==== EXERCISE MATERIAL
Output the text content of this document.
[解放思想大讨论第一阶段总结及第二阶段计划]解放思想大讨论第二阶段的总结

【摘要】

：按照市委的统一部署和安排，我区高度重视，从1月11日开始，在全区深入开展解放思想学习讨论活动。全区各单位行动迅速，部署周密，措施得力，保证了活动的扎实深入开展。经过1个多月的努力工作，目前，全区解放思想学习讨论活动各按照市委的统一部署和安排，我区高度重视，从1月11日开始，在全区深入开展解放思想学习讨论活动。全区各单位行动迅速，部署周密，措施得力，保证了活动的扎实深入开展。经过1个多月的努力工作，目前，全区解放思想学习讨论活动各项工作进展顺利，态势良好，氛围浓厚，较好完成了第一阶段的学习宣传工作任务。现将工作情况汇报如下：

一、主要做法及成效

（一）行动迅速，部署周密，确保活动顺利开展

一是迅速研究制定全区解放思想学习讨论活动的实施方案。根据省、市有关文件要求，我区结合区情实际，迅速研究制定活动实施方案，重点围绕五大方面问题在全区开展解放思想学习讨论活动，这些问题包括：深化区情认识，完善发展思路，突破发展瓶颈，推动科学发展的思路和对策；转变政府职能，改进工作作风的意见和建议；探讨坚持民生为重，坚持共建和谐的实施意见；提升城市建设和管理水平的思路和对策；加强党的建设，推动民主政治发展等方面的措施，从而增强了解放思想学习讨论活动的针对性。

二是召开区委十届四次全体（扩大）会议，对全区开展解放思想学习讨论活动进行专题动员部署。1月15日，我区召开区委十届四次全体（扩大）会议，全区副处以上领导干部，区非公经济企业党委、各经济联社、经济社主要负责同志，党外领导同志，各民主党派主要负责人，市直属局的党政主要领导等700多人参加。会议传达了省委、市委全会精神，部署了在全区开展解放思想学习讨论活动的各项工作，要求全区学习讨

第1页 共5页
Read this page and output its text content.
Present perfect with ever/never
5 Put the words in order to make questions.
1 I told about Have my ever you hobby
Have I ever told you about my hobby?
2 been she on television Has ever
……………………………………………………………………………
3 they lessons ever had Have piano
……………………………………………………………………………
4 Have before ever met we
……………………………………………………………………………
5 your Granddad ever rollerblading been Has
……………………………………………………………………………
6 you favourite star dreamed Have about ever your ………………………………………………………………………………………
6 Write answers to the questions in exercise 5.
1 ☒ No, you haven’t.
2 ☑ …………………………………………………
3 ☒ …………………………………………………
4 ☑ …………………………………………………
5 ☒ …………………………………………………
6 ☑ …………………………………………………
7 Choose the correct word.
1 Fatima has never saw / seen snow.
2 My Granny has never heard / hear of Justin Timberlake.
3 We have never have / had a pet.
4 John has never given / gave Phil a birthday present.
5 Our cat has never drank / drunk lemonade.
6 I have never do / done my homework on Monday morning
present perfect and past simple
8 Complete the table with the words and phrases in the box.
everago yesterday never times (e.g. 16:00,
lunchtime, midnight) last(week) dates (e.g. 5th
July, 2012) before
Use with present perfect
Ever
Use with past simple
========
§ WHAT YOU NEED TO DO
For this exercise, gather every line of the data that contains the word "been".

§ ANSWER
2 been she on television Has ever
5 your Granddad ever rollerblading been Has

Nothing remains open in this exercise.